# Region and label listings
● ● ● ● ●
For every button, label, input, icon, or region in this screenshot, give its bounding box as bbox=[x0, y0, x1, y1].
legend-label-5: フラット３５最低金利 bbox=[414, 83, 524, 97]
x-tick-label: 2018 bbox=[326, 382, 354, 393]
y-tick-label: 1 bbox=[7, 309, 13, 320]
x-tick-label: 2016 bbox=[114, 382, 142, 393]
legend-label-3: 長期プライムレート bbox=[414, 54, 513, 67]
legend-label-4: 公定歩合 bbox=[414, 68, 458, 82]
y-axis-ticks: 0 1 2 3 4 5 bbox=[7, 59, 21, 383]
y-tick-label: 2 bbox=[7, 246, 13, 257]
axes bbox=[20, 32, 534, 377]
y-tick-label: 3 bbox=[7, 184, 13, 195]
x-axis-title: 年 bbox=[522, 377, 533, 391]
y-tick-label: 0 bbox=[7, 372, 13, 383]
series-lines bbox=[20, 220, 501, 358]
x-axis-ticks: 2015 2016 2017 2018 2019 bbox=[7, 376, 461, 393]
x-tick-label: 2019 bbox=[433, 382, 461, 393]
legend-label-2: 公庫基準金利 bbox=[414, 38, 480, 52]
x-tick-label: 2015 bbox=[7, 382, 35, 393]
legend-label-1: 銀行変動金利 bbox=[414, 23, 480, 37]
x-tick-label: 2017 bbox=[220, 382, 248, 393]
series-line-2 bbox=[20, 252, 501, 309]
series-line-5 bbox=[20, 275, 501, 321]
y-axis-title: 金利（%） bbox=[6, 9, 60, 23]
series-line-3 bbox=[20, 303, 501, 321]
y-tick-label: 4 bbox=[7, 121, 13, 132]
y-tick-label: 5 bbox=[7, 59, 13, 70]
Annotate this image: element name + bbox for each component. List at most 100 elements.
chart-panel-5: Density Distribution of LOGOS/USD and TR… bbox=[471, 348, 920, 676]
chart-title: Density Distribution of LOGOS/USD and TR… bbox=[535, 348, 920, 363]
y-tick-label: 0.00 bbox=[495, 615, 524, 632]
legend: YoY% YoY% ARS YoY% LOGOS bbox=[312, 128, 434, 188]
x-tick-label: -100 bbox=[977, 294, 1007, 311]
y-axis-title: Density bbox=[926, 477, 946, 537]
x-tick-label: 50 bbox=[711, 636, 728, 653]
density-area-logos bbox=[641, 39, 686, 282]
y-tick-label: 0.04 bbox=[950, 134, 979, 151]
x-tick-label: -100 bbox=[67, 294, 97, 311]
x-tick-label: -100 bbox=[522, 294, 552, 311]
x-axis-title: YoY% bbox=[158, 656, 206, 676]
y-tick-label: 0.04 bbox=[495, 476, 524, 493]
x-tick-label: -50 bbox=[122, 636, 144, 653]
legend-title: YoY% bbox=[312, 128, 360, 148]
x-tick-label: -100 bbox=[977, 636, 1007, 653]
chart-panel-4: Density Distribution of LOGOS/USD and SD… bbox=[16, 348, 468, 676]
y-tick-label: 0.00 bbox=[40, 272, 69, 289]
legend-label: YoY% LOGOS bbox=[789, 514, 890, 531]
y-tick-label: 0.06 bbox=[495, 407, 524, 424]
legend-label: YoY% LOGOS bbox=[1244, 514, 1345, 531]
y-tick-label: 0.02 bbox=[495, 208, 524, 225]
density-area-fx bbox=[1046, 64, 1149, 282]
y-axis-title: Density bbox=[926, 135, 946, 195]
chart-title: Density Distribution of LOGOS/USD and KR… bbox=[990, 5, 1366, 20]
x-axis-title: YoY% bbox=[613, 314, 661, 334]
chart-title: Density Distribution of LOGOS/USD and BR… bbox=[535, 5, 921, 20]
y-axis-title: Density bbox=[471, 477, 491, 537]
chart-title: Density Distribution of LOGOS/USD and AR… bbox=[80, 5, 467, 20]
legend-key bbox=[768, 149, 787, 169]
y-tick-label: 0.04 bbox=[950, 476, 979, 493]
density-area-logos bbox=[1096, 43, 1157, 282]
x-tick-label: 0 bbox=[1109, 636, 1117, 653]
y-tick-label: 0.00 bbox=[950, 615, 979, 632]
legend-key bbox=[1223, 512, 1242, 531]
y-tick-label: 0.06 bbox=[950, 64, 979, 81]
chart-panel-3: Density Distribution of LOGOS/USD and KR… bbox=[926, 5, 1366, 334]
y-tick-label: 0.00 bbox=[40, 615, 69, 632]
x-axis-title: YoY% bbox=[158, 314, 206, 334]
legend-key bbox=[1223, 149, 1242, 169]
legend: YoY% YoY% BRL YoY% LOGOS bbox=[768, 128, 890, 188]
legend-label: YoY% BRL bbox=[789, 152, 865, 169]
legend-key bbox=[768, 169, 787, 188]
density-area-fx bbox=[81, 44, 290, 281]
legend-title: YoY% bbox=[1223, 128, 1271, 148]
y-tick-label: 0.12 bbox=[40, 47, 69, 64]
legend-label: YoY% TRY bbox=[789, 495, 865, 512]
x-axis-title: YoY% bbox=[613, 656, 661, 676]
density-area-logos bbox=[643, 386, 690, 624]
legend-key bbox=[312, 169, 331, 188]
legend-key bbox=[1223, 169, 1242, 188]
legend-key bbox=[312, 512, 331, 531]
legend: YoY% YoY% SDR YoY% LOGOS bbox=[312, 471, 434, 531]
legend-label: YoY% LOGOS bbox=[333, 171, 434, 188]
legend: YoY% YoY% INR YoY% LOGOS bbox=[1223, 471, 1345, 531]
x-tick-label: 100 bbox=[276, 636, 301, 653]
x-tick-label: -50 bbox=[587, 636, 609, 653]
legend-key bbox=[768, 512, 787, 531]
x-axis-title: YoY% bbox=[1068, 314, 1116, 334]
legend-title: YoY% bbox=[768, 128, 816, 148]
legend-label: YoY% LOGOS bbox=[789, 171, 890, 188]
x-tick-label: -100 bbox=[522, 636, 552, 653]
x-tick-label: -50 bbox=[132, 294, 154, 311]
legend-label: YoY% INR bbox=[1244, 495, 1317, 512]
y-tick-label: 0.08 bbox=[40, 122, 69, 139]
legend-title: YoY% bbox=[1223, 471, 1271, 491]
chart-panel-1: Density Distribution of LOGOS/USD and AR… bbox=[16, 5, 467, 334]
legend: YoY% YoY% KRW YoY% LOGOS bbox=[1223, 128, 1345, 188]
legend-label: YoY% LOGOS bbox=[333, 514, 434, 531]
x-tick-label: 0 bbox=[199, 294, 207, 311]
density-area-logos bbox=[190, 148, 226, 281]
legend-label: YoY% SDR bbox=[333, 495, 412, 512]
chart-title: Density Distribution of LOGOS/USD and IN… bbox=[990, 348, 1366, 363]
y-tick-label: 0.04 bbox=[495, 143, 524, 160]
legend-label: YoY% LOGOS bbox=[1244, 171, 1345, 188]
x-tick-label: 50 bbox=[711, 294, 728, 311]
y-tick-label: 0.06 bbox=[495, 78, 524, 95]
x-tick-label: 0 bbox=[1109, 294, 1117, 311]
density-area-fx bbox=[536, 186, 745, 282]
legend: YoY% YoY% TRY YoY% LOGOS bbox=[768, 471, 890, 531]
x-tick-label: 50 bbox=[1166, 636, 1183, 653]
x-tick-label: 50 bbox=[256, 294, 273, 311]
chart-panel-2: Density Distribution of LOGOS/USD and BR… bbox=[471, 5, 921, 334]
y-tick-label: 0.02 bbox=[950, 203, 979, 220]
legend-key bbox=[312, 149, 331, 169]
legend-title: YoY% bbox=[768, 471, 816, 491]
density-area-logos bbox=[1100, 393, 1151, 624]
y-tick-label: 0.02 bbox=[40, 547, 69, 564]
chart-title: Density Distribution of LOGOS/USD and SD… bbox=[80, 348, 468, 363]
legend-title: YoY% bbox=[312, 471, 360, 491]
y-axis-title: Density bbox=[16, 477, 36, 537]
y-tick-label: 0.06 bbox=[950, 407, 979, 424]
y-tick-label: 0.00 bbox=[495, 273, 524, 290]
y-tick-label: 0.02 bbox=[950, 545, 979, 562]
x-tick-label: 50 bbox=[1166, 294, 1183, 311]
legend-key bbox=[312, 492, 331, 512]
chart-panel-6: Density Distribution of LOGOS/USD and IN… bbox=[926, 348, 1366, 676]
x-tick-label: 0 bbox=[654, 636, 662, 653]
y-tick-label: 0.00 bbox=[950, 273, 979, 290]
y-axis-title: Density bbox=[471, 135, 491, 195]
● ● ● ● ●
# WHAT YOU SHOULD DO
Collect every line in the data above that contains the string "this".

# OUTPUT OF THE EXERCISE
For every button, label, input, icon, or region in this screenshot, give its bounding box as bbox=[x0, y0, x1, y1].
Annotate this image: element name + bbox for each component. List at most 100 elements.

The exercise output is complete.